For the data below, report the number of lines that contain the string "normal" and nothing else.

- _Stored dataset items_
↓

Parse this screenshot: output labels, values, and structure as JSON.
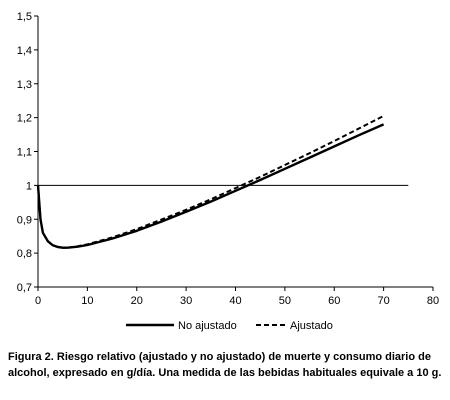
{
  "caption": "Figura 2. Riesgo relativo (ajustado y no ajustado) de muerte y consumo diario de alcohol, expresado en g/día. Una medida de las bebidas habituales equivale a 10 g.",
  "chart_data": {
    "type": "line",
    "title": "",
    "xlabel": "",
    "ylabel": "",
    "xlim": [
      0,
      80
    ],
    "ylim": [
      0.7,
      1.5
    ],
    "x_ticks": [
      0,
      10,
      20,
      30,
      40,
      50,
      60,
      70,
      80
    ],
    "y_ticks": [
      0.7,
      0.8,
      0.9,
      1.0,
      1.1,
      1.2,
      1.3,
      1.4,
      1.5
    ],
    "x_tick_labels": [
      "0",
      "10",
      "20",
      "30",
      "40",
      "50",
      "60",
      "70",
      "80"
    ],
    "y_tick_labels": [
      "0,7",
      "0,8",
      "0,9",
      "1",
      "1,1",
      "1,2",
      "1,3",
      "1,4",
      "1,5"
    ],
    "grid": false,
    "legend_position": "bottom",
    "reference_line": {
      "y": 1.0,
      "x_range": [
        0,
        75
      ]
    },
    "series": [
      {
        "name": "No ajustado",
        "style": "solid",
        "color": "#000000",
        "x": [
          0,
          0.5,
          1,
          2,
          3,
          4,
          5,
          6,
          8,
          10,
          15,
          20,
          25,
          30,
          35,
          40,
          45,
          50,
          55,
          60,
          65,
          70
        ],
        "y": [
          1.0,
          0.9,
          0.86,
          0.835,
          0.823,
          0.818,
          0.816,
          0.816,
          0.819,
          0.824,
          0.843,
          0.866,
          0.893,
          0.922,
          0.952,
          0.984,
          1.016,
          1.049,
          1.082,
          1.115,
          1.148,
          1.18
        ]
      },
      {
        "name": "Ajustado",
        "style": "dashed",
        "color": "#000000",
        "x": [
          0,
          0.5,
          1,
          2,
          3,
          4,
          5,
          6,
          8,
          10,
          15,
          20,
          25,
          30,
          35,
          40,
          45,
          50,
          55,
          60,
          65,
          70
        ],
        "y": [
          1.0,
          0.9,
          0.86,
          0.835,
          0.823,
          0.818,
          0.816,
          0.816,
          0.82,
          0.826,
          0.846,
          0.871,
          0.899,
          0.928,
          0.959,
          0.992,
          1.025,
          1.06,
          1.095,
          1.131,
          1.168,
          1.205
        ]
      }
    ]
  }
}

↑
↓

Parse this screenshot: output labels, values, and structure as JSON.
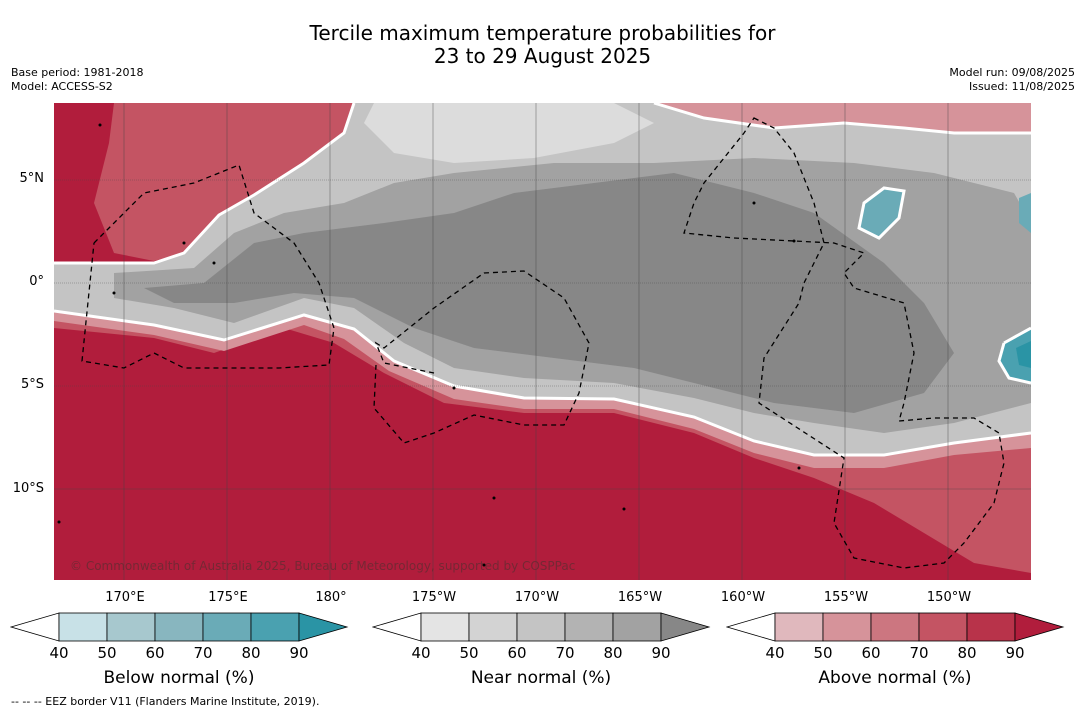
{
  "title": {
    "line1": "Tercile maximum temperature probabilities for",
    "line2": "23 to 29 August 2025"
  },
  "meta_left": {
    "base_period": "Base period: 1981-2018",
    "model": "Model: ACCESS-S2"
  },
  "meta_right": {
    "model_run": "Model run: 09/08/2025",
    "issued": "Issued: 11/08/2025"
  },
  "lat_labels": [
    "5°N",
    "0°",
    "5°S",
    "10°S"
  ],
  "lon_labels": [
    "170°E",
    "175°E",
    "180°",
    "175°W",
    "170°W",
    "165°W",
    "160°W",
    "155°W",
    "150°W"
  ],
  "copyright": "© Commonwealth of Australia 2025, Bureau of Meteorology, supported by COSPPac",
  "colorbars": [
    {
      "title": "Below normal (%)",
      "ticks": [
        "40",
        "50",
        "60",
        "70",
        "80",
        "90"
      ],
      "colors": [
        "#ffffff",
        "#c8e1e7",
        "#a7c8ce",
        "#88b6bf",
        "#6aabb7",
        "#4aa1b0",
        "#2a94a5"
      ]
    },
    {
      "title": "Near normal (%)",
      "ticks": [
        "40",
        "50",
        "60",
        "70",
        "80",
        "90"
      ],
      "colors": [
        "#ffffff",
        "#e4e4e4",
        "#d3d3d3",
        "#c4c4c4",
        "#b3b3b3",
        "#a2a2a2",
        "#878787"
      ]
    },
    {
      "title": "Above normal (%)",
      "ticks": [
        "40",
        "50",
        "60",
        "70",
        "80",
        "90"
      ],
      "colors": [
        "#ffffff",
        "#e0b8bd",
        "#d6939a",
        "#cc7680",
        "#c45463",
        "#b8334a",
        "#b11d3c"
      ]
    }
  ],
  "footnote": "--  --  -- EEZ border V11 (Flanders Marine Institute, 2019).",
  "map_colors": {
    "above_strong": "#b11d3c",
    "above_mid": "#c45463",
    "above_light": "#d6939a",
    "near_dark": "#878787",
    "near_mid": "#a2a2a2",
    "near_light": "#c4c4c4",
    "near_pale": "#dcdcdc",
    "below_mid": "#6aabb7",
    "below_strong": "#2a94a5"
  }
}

↑
↓

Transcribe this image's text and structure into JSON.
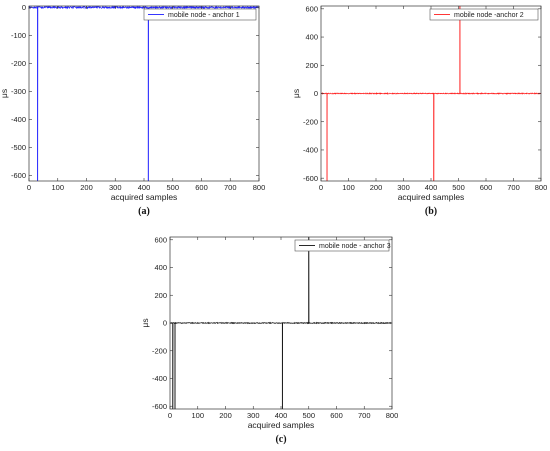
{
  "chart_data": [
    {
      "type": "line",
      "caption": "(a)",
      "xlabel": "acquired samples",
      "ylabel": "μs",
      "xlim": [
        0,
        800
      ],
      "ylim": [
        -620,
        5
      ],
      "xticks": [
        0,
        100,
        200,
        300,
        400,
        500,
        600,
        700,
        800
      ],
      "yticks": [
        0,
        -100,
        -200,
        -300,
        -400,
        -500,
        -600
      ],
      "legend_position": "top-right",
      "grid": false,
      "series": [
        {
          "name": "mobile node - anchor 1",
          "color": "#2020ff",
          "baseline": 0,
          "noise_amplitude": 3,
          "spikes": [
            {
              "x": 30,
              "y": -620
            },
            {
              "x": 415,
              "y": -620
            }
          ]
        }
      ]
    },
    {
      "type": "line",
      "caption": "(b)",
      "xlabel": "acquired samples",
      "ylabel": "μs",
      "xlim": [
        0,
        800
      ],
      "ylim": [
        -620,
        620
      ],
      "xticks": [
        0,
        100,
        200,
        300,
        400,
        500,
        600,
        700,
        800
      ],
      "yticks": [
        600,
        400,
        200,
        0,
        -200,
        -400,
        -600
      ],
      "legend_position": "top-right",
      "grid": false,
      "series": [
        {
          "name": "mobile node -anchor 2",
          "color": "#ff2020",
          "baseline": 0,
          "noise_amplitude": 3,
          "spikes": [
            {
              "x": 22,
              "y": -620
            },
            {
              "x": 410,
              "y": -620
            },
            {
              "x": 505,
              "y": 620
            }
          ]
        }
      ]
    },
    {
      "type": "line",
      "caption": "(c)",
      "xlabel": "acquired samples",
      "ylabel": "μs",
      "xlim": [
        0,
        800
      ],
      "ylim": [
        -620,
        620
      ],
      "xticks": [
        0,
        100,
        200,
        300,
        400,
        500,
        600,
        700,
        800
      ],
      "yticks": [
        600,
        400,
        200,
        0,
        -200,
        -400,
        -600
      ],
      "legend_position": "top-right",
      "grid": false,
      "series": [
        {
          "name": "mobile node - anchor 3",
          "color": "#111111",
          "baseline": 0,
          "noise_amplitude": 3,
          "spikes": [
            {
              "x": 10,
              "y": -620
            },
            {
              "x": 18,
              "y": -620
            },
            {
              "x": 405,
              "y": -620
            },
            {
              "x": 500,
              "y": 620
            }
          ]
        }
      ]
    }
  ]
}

↑

- _WRITTEN RESPONSE_
3